TASK BRIEF ▸
Transcribe all of the records precisely as they are presented.

####################

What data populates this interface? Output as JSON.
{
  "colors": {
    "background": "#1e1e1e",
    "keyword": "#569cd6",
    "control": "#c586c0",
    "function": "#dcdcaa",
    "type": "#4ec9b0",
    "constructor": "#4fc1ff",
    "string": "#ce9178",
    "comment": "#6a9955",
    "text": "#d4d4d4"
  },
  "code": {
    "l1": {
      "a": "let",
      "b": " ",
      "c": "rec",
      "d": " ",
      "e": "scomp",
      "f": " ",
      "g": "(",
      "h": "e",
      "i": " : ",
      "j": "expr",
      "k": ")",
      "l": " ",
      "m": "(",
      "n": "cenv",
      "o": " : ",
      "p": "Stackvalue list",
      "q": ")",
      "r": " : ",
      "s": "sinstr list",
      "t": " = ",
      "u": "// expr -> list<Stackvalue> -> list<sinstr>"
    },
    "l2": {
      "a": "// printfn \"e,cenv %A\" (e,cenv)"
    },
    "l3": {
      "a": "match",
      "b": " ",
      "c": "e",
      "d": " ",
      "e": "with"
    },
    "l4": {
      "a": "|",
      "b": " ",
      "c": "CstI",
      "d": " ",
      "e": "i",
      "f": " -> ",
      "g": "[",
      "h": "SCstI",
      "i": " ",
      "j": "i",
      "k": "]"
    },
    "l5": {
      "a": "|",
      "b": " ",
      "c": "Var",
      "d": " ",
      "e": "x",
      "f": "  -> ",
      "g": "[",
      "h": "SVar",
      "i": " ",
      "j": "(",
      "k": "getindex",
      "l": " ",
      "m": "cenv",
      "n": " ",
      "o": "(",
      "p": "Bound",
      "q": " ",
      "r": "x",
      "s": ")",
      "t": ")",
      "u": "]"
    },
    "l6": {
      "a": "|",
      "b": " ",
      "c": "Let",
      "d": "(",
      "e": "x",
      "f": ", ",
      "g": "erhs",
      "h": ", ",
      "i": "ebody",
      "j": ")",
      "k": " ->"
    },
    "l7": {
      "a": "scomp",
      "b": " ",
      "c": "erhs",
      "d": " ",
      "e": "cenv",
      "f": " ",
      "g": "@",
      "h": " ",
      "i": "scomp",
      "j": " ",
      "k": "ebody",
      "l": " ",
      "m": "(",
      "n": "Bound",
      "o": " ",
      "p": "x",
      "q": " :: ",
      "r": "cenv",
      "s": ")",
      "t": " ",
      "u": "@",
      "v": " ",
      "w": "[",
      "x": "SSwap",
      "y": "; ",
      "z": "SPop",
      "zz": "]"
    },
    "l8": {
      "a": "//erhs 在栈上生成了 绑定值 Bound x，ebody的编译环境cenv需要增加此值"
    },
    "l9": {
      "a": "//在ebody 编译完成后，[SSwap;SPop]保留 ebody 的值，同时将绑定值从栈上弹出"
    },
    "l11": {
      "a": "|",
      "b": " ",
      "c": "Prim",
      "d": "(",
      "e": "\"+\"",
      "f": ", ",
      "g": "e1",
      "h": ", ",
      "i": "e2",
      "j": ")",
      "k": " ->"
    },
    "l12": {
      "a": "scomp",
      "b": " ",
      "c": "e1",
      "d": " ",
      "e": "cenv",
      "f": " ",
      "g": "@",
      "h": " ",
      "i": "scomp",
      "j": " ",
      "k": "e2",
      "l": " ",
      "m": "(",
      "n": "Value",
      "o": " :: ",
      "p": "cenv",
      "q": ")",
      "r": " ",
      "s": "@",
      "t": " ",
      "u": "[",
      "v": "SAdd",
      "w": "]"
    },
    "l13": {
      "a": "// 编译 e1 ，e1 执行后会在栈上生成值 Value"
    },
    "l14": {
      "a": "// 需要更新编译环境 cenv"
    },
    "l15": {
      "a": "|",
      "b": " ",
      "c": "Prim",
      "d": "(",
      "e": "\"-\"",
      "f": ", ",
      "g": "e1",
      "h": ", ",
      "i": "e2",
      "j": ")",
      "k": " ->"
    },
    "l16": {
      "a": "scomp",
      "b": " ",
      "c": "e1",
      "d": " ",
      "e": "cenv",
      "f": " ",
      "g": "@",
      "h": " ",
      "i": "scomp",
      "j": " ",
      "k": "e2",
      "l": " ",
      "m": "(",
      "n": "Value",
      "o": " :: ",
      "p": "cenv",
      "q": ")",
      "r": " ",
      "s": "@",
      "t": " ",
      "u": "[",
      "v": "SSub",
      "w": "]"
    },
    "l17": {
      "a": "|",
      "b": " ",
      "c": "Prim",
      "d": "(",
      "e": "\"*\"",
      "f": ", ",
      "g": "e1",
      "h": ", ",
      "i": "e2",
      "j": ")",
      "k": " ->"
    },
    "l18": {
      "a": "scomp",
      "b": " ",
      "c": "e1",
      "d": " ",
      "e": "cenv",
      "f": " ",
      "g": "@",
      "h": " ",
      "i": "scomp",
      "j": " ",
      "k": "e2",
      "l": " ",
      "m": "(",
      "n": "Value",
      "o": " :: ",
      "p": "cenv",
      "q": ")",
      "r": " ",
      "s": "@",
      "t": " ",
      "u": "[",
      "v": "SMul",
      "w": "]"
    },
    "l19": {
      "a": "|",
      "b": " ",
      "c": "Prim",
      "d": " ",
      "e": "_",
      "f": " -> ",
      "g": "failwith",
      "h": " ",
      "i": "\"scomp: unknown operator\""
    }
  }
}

####################

CORRECT OUTPUT ▸
What data populates this interface? Output as JSON.
{
  "colors": {
    "background": "#1e1e1e",
    "keyword": "#569cd6",
    "control": "#c586c0",
    "function": "#dcdcaa",
    "type": "#4ec9b0",
    "constructor": "#4fc1ff",
    "string": "#ce9178",
    "comment": "#6a9955",
    "text": "#d4d4d4"
  },
  "code": {
    "l1": {
      "a": "let",
      "b": " ",
      "c": "rec",
      "d": " ",
      "e": "scomp",
      "f": " ",
      "g": "(",
      "h": "e",
      "i": " : ",
      "j": "expr",
      "k": ")",
      "l": " ",
      "m": "(",
      "n": "cenv",
      "o": " : ",
      "p": "Stackvalue list",
      "q": ")",
      "r": " : ",
      "s": "sinstr list",
      "t": " = ",
      "u": "// expr -> list<Stackvalue> -> list<sinstr>"
    },
    "l2": {
      "a": "// printfn \"e,cenv %A\" (e,cenv)"
    },
    "l3": {
      "a": "match",
      "b": " ",
      "c": "e",
      "d": " ",
      "e": "with"
    },
    "l4": {
      "a": "|",
      "b": " ",
      "c": "CstI",
      "d": " ",
      "e": "i",
      "f": " -> ",
      "g": "[",
      "h": "SCstI",
      "i": " ",
      "j": "i",
      "k": "]"
    },
    "l5": {
      "a": "|",
      "b": " ",
      "c": "Var",
      "d": " ",
      "e": "x",
      "f": "  -> ",
      "g": "[",
      "h": "SVar",
      "i": " ",
      "j": "(",
      "k": "getindex",
      "l": " ",
      "m": "cenv",
      "n": " ",
      "o": "(",
      "p": "Bound",
      "q": " ",
      "r": "x",
      "s": ")",
      "t": ")",
      "u": "]"
    },
    "l6": {
      "a": "|",
      "b": " ",
      "c": "Let",
      "d": "(",
      "e": "x",
      "f": ", ",
      "g": "erhs",
      "h": ", ",
      "i": "ebody",
      "j": ")",
      "k": " ->"
    },
    "l7": {
      "a": "scomp",
      "b": " ",
      "c": "erhs",
      "d": " ",
      "e": "cenv",
      "f": " ",
      "g": "@",
      "h": " ",
      "i": "scomp",
      "j": " ",
      "k": "ebody",
      "l": " ",
      "m": "(",
      "n": "Bound",
      "o": " ",
      "p": "x",
      "q": " :: ",
      "r": "cenv",
      "s": ")",
      "t": " ",
      "u": "@",
      "v": " ",
      "w": "[",
      "x": "SSwap",
      "y": "; ",
      "z": "SPop",
      "zz": "]"
    },
    "l8": {
      "a": "//erhs 在栈上生成了 绑定值 Bound x，ebody的编译环境cenv需要增加此值"
    },
    "l9": {
      "a": "//在ebody 编译完成后，[SSwap;SPop]保留 ebody 的值，同时将绑定值从栈上弹出"
    },
    "l11": {
      "a": "|",
      "b": " ",
      "c": "Prim",
      "d": "(",
      "e": "\"+\"",
      "f": ", ",
      "g": "e1",
      "h": ", ",
      "i": "e2",
      "j": ")",
      "k": " ->"
    },
    "l12": {
      "a": "scomp",
      "b": " ",
      "c": "e1",
      "d": " ",
      "e": "cenv",
      "f": " ",
      "g": "@",
      "h": " ",
      "i": "scomp",
      "j": " ",
      "k": "e2",
      "l": " ",
      "m": "(",
      "n": "Value",
      "o": " :: ",
      "p": "cenv",
      "q": ")",
      "r": " ",
      "s": "@",
      "t": " ",
      "u": "[",
      "v": "SAdd",
      "w": "]"
    },
    "l13": {
      "a": "// 编译 e1 ，e1 执行后会在栈上生成值 Value"
    },
    "l14": {
      "a": "// 需要更新编译环境 cenv"
    },
    "l15": {
      "a": "|",
      "b": " ",
      "c": "Prim",
      "d": "(",
      "e": "\"-\"",
      "f": ", ",
      "g": "e1",
      "h": ", ",
      "i": "e2",
      "j": ")",
      "k": " ->"
    },
    "l16": {
      "a": "scomp",
      "b": " ",
      "c": "e1",
      "d": " ",
      "e": "cenv",
      "f": " ",
      "g": "@",
      "h": " ",
      "i": "scomp",
      "j": " ",
      "k": "e2",
      "l": " ",
      "m": "(",
      "n": "Value",
      "o": " :: ",
      "p": "cenv",
      "q": ")",
      "r": " ",
      "s": "@",
      "t": " ",
      "u": "[",
      "v": "SSub",
      "w": "]"
    },
    "l17": {
      "a": "|",
      "b": " ",
      "c": "Prim",
      "d": "(",
      "e": "\"*\"",
      "f": ", ",
      "g": "e1",
      "h": ", ",
      "i": "e2",
      "j": ")",
      "k": " ->"
    },
    "l18": {
      "a": "scomp",
      "b": " ",
      "c": "e1",
      "d": " ",
      "e": "cenv",
      "f": " ",
      "g": "@",
      "h": " ",
      "i": "scomp",
      "j": " ",
      "k": "e2",
      "l": " ",
      "m": "(",
      "n": "Value",
      "o": " :: ",
      "p": "cenv",
      "q": ")",
      "r": " ",
      "s": "@",
      "t": " ",
      "u": "[",
      "v": "SMul",
      "w": "]"
    },
    "l19": {
      "a": "|",
      "b": " ",
      "c": "Prim",
      "d": " ",
      "e": "_",
      "f": " -> ",
      "g": "failwith",
      "h": " ",
      "i": "\"scomp: unknown operator\""
    }
  }
}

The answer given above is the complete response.